Security Information and Event Management (SIEM) platforms are all about turning the mass of raw events that occur in your organisation’s infrastructure into intelligence that can be assessed by analysts and incident responders to identify and react to information security incidents.
SIEMs, despite what vendors will tell you, are not magic. It will take you months to tune your ruleset to eliminate the bulk of false positives and you’re probably working against a moving target of an increasing number of event sources as well as continually having to adjust the rules to detect the new threats you’re facing.
To ensure the maximum use of your highly-skilled trained analysts, it is common to tier your analysts into at least two layers.
The initial layer that are solely responsible (at least to start with) for the triage of incoming events. That is the identification of false positives, ensuring the appropriate prioritisation and escalation.
In an effective SOC, however, these level 1 analysts are not simply “click-monkeys”, as well as triaging false positives they should be doing some form of initial assessment so they can evaluate the potential impact and scope of the incident. They should also be performing some form of adversary characterisation by evaluating where in the attack chain the event was detected (further down the chain, such as at the command or control or lateral movement stage, may imply that they have conducted significant reconnaissance and have crafted a specific exploit to be undetectable to your host or network Intrusion Detection/Protection System – this implies a motivated and fairly skilled adversary) and they should also be, from their initial investigation, ascertaining the potential impact to the business.
Often the SIEM will have some form of prioritisation algorithm based on a number of factors, but only a human analysts can take all of the context into consideration (Skill level of attacker? Does the attacker exhibit known behaviour in their Tools, Techniques and Procedures (TTP) that can assist with attribution? What is the apparent intent of the attacker (disruption, theft, espionage)? Is this a one-off event or part of a sustained campaign? Does the attack demonstrate investment of a lot of time or funds (use of zero days, for instance)? What systems are effected and what line-of-business do they support?
Only events assessed as what the level 1 analyst deals real events are escalated to the next level of more skilled analysts to conduct a deeper level of investigation. You can create specialisations at the Level 2, or above, layers to allow workflows to be created that direct events of a certain category to specific analysts, or groups of analysts. Some organisations have as many as three or four tiers of analysts, gradually becoming more skills and specialised as you move up the chain.

## ENTRIES PROVIDED
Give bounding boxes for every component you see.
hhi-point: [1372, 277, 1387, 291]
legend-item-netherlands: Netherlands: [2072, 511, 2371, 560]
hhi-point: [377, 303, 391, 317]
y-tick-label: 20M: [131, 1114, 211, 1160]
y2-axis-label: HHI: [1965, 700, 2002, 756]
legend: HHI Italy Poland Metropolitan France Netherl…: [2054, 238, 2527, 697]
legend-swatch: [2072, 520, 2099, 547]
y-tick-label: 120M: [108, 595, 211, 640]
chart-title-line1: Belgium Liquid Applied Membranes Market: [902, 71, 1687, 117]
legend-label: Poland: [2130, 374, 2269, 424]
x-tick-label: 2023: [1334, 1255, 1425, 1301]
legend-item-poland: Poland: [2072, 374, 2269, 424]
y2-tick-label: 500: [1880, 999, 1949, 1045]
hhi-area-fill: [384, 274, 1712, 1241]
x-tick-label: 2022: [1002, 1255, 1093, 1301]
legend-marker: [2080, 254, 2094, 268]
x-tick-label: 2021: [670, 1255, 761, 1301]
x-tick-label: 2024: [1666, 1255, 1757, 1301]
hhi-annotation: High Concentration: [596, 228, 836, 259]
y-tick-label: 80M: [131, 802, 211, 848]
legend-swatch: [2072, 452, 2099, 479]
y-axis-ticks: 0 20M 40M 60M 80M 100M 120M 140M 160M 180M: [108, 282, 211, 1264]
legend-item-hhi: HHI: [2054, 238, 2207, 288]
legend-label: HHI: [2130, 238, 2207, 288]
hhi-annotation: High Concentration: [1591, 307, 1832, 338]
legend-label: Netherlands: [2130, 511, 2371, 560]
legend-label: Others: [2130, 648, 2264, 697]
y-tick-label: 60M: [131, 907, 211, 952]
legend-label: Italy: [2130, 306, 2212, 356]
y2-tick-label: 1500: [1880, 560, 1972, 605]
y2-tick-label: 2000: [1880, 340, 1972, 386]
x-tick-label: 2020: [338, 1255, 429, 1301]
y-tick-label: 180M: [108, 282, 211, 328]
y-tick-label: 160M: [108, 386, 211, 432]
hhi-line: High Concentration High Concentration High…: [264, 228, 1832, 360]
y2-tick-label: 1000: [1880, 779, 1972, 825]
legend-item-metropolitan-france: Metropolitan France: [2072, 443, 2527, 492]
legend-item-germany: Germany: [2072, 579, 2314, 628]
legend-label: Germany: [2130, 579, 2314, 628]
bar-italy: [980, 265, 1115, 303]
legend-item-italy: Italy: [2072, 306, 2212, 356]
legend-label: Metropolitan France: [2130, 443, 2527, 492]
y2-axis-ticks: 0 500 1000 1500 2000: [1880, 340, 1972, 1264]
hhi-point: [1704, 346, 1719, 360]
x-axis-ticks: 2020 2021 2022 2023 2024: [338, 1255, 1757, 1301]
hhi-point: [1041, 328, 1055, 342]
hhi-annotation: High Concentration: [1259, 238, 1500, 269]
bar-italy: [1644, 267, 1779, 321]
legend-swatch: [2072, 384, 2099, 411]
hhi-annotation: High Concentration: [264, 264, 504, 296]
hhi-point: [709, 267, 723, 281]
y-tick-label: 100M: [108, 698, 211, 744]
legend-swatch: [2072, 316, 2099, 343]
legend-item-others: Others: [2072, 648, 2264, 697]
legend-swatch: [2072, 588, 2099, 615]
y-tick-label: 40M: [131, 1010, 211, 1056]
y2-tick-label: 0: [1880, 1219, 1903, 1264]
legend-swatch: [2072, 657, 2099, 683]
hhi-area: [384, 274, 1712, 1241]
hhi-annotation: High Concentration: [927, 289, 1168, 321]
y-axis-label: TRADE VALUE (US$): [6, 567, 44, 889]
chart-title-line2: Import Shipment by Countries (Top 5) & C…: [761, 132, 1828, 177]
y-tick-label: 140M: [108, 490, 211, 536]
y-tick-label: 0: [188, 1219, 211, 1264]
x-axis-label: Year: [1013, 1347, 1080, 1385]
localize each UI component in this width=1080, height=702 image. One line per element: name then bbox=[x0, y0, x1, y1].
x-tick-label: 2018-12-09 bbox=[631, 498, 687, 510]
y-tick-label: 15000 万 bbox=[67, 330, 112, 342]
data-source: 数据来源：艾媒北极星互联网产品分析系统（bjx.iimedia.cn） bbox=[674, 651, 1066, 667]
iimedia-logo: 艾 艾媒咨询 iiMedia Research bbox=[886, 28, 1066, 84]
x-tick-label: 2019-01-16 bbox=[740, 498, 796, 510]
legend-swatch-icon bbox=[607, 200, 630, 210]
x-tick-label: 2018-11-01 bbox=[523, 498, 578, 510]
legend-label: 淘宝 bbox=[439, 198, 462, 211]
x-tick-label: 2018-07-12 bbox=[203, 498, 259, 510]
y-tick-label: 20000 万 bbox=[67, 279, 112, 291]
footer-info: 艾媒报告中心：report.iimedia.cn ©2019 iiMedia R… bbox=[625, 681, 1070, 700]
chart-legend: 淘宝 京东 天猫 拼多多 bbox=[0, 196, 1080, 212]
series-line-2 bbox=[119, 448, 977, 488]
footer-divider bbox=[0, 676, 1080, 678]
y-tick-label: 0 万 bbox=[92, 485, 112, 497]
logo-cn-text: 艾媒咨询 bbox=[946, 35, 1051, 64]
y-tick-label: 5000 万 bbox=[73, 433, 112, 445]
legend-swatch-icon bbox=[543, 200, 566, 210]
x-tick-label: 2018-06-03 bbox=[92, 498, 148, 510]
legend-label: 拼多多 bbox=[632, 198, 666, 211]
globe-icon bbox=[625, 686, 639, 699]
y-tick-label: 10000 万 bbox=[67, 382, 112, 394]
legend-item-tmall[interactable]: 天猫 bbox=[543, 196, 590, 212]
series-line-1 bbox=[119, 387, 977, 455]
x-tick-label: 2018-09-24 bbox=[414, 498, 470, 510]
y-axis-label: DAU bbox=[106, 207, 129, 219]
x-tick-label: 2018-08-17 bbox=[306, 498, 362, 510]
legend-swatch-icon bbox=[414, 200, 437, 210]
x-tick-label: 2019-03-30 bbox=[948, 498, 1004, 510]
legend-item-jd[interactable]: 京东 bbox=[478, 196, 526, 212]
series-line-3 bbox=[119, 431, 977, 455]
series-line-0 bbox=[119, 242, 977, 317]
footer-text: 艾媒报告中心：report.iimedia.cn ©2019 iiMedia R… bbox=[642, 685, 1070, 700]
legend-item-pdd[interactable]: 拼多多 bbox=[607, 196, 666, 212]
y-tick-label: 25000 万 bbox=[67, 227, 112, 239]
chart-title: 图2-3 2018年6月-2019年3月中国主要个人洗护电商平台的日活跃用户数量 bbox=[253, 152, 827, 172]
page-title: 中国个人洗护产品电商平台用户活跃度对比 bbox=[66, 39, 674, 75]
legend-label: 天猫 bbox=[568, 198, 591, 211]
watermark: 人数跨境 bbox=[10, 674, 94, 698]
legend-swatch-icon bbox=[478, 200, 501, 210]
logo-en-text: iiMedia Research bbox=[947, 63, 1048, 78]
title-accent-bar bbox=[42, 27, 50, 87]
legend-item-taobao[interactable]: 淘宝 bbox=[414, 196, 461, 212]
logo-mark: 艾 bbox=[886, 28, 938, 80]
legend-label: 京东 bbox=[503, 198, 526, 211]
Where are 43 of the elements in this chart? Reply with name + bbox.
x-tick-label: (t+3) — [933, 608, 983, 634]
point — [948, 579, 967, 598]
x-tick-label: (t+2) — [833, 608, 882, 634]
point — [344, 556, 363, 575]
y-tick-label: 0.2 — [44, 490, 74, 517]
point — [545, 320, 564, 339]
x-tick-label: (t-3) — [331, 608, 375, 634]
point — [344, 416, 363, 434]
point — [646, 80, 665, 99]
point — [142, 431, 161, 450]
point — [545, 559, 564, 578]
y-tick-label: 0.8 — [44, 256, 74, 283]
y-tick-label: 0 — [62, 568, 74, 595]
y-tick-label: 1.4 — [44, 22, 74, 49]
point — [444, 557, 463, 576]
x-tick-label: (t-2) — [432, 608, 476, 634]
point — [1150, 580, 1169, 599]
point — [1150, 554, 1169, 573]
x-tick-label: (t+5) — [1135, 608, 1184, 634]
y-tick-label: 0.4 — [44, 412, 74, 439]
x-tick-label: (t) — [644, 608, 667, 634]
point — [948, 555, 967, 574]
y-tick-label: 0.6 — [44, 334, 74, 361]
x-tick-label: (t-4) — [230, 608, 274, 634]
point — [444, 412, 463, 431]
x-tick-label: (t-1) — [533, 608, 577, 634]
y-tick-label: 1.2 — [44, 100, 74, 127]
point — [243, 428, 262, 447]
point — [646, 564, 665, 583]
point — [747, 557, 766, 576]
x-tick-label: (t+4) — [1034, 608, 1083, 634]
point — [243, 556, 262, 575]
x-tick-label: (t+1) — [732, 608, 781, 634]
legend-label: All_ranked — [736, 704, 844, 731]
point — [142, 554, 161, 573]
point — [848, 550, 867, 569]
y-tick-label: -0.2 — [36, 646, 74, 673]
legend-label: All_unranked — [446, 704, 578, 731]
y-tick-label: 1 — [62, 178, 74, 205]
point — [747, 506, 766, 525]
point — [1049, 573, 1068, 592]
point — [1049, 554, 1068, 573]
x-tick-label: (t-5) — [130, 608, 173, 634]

## CHECK YOUR UNDERSTANDING
1. Answer these questions about the SIEM passage, one per line:
(a) How long does it take to tune a ruleset to eliminate the bulk of false positives?
(b) Into at least how many layers is it common to tier analysts?
(c) How many tiers of analysts do some organizations have?
2. Write the next paragraph of the SIEM passage, picking up after its final sentence.

## ANSWERS GIVEN
1.
(a) Months.
(b) Two.
(c) As many as three or four.

2.
Any false positives discovered by the analysts can be routed to content authors who can further tune the SIEM rules to try and prevent the false positive from occurring in the future.
The focus should be on making this process as efficient and repeatable as possible, while allowing the collection of metrics to support continual improvement. For instance, in HP ArcSight, we create ActiveLists for a ‘triage channel’ and the ‘content needs tuning’. As we’re largely automating this workflow we can collect metrics on key operational Key Performance Indicators such as time-to-triage, time-to-investigate, number of false positives per use case category, number of events escalated per analyst, number of incorrectly categorised false positives per analyst. These metrics, when combined together, can help you achieve the right balance of efficiency and effectiveness.
In my practice we've evaluated hundreds of Security Operations Centres were all of the analysts are highly trained and all operate at a single tier. They all randomly pick the events they wish to work on off the console and do their typical ‘deep dive’ investigation. This causes several problems:
- It’s hard to maintain but a broad-spectrum of investigatory skills needed for triage of all event types and a deep-level of specialisation to do a full investigation;
- The analyst may prefer to investigate specific categories of events, meaning that some event types may remain in the triage channel for extended periods of time;
- Having your highly-skilled analysts conduct the initial triage of false-positives is a bad use of their time; and
- Often Security Operations Centres find it really difficult to produce meaningful metrics on the overall performance of the capability, or individual analysts.
Implementing at least a two-tier system of triage/prioritisation and investigation can dramatically increase the performance of your Security Operations Centres.